Data records
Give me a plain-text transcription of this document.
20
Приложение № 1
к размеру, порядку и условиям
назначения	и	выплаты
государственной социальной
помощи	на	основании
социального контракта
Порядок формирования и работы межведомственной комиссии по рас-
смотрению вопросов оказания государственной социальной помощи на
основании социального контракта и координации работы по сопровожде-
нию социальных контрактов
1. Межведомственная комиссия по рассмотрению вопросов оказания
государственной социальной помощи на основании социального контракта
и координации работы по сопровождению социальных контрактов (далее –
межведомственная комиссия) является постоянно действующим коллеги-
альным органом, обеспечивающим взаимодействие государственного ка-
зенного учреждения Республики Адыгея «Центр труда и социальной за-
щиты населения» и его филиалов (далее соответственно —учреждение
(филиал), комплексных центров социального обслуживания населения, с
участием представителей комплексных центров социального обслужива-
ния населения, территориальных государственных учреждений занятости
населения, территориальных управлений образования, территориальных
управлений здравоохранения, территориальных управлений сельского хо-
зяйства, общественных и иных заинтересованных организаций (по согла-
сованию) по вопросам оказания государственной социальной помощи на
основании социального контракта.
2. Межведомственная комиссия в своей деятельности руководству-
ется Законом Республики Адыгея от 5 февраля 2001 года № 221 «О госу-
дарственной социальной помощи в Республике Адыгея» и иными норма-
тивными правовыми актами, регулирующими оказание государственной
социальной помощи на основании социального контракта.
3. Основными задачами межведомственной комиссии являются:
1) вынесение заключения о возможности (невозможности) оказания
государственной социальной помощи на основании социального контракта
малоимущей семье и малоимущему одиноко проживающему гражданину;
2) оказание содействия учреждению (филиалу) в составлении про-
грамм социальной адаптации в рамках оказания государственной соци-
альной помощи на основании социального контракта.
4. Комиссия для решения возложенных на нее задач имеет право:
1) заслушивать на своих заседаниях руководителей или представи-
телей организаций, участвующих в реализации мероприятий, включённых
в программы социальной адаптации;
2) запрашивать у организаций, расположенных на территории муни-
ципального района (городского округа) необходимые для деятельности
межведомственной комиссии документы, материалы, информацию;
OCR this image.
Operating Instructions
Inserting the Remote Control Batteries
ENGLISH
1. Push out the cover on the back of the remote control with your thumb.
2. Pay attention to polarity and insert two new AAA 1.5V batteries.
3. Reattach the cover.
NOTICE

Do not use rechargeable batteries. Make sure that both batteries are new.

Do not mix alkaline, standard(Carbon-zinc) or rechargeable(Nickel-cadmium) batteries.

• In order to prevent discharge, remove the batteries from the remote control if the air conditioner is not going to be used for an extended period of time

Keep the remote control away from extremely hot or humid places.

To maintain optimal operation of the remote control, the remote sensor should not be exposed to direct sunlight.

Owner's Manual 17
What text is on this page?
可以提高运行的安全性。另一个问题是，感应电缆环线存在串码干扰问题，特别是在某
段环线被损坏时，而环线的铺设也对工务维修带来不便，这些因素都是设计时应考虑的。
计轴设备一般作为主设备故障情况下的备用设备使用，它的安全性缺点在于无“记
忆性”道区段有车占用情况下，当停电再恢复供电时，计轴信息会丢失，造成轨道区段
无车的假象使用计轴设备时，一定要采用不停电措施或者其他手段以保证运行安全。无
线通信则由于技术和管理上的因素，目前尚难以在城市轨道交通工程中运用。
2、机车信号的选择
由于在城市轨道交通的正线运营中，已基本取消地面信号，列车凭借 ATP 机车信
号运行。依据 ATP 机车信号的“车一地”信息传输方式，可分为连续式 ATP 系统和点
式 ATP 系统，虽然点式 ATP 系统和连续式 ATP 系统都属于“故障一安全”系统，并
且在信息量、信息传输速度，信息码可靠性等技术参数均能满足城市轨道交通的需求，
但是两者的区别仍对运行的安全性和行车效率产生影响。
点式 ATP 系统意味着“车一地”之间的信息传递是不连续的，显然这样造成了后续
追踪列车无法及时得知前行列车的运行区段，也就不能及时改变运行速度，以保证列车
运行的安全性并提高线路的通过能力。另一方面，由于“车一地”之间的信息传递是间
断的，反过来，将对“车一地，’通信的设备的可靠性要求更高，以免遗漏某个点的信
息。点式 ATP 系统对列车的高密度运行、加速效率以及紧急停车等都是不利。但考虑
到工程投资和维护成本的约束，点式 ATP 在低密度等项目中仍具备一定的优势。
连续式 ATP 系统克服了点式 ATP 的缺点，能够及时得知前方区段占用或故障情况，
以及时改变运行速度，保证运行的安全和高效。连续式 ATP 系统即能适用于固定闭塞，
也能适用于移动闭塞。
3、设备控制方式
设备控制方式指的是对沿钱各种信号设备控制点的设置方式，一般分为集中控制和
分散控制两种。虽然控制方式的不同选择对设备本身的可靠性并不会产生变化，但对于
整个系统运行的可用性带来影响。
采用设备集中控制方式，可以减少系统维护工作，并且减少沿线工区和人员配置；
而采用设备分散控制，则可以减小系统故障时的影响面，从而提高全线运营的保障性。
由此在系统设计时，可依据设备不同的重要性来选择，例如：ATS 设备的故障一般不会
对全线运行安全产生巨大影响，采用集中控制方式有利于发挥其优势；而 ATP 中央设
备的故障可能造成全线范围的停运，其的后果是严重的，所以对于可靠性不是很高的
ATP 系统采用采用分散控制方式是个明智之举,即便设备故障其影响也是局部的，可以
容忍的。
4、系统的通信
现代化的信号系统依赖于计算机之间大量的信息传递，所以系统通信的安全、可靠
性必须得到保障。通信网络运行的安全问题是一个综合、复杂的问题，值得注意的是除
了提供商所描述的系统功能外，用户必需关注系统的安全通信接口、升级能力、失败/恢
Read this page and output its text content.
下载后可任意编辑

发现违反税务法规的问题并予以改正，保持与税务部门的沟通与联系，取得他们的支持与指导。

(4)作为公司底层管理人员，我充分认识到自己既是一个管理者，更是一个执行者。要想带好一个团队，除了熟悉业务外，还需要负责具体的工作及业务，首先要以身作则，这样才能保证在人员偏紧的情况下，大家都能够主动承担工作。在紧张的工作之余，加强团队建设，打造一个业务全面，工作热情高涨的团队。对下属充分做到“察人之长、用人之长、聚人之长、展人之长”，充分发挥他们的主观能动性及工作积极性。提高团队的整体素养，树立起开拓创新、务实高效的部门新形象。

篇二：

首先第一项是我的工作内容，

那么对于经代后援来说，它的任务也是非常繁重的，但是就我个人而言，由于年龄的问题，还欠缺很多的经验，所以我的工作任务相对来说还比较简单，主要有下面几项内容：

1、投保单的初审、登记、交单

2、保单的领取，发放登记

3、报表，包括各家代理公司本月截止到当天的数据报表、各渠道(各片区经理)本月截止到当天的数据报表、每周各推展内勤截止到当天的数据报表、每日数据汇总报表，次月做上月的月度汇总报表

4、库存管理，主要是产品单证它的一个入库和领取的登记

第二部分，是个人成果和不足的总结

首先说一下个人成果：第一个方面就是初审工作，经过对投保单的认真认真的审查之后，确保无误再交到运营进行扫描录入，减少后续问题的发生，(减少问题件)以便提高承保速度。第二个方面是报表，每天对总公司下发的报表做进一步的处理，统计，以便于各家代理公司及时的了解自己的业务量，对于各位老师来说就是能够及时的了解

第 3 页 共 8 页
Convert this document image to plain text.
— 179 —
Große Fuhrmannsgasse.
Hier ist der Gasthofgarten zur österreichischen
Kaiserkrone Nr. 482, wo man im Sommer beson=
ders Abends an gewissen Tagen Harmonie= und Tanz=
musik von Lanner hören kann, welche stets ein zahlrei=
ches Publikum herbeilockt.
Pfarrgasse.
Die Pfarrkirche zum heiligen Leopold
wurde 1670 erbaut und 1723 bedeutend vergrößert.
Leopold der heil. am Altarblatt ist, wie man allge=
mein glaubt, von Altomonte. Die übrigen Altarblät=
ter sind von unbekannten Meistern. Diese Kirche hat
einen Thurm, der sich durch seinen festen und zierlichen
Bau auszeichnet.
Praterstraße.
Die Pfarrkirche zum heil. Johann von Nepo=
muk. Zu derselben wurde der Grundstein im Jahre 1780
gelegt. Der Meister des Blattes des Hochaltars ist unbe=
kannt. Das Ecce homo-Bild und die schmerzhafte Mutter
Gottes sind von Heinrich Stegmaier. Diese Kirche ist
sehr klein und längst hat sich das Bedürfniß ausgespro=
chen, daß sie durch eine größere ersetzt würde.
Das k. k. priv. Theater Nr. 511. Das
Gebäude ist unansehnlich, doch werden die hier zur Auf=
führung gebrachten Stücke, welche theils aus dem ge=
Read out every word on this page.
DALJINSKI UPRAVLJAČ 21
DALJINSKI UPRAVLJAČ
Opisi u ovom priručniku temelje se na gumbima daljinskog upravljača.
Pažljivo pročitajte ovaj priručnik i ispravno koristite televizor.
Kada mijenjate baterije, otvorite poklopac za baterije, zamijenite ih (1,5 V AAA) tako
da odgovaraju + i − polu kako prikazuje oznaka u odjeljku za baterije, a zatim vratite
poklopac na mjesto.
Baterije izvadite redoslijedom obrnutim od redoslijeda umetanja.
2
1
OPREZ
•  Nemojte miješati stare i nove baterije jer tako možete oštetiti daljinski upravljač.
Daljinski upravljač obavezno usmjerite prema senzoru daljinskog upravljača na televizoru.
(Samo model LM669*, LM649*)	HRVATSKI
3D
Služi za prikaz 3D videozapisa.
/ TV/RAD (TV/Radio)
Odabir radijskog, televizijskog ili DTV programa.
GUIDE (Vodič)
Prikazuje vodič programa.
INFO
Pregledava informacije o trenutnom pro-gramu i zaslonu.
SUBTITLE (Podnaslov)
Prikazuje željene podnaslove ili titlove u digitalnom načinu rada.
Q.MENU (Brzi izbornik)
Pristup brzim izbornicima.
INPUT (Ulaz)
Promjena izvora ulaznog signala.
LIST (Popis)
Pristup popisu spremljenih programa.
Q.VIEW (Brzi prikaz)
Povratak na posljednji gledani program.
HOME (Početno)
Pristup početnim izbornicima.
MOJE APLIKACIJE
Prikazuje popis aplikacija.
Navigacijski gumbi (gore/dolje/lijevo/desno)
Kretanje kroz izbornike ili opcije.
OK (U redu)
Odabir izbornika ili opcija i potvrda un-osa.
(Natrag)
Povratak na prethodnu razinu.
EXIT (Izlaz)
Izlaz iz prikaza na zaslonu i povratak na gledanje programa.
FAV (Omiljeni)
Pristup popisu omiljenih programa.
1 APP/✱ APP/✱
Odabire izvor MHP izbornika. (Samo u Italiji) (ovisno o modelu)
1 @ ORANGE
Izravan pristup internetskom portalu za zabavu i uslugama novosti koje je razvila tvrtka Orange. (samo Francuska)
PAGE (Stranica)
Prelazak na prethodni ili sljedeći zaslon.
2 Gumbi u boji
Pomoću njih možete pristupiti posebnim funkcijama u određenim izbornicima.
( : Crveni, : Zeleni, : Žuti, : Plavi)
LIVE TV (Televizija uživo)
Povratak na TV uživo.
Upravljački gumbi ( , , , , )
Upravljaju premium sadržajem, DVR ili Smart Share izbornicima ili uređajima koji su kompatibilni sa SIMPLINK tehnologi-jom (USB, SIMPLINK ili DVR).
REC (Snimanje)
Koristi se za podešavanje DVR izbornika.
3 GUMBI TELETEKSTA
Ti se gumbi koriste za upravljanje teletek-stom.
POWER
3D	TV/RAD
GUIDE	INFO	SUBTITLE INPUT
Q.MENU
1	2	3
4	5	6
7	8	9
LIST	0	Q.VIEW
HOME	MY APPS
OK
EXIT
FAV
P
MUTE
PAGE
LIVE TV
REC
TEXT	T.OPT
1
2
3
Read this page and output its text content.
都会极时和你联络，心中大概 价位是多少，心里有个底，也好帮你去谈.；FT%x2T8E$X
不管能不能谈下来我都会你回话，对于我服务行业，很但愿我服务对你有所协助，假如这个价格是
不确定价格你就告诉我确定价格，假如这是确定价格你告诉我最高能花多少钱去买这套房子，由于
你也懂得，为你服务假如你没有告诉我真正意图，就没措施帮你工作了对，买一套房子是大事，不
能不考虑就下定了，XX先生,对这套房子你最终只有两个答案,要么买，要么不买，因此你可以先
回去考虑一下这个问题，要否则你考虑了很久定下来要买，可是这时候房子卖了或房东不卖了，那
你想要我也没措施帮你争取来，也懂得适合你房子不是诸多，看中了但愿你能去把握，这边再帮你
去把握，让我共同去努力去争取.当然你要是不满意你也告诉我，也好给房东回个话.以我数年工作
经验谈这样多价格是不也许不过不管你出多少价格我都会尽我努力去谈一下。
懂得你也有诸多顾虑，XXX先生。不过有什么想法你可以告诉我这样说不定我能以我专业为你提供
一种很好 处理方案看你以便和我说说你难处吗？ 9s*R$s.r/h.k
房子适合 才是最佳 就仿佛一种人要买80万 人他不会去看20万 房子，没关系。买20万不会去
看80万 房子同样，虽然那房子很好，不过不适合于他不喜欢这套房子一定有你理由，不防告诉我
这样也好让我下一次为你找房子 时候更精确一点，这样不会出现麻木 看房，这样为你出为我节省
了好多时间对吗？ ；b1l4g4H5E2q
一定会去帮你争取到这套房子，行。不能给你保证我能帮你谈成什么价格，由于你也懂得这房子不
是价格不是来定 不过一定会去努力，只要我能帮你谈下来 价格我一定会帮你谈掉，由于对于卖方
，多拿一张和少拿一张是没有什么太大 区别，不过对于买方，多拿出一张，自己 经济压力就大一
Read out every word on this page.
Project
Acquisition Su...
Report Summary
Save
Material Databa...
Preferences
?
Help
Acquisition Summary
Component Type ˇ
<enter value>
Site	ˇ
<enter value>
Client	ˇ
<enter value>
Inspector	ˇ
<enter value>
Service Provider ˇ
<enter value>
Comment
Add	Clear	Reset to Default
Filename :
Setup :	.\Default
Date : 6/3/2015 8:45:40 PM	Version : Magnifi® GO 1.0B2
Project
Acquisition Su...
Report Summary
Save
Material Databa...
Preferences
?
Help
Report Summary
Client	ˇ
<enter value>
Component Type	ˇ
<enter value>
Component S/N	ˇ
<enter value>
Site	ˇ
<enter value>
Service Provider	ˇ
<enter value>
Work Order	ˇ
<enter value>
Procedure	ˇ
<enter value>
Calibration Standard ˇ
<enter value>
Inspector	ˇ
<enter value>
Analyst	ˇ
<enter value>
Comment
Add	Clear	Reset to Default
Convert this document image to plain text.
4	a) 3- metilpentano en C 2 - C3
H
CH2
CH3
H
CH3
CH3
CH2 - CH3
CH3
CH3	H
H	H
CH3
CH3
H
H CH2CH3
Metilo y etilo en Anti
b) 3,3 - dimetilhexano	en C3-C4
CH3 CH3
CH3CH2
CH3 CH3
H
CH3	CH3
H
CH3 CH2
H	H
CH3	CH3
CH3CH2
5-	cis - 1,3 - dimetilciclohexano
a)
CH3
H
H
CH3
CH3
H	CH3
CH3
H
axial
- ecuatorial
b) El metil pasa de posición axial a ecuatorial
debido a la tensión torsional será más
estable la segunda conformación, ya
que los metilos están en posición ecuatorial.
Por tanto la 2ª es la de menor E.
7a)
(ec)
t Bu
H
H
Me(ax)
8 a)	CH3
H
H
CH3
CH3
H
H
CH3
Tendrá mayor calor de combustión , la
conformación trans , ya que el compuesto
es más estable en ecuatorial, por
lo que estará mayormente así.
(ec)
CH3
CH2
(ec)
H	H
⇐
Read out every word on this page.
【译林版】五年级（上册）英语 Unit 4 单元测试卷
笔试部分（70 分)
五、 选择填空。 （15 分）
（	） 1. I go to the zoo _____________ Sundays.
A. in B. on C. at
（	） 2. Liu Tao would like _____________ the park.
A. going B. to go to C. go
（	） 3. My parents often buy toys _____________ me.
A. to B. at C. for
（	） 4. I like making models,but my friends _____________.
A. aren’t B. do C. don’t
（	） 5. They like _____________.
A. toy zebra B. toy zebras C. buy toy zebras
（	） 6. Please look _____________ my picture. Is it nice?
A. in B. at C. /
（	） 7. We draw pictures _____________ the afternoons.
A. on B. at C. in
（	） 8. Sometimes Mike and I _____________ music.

→ SHORT TASK:
Collect, from the material above, every line containing the word "центров".

→ COMPLETE ANSWER:
(филиал), комплексных центров социального обслуживания населения, с
участием представителей комплексных центров социального обслужива-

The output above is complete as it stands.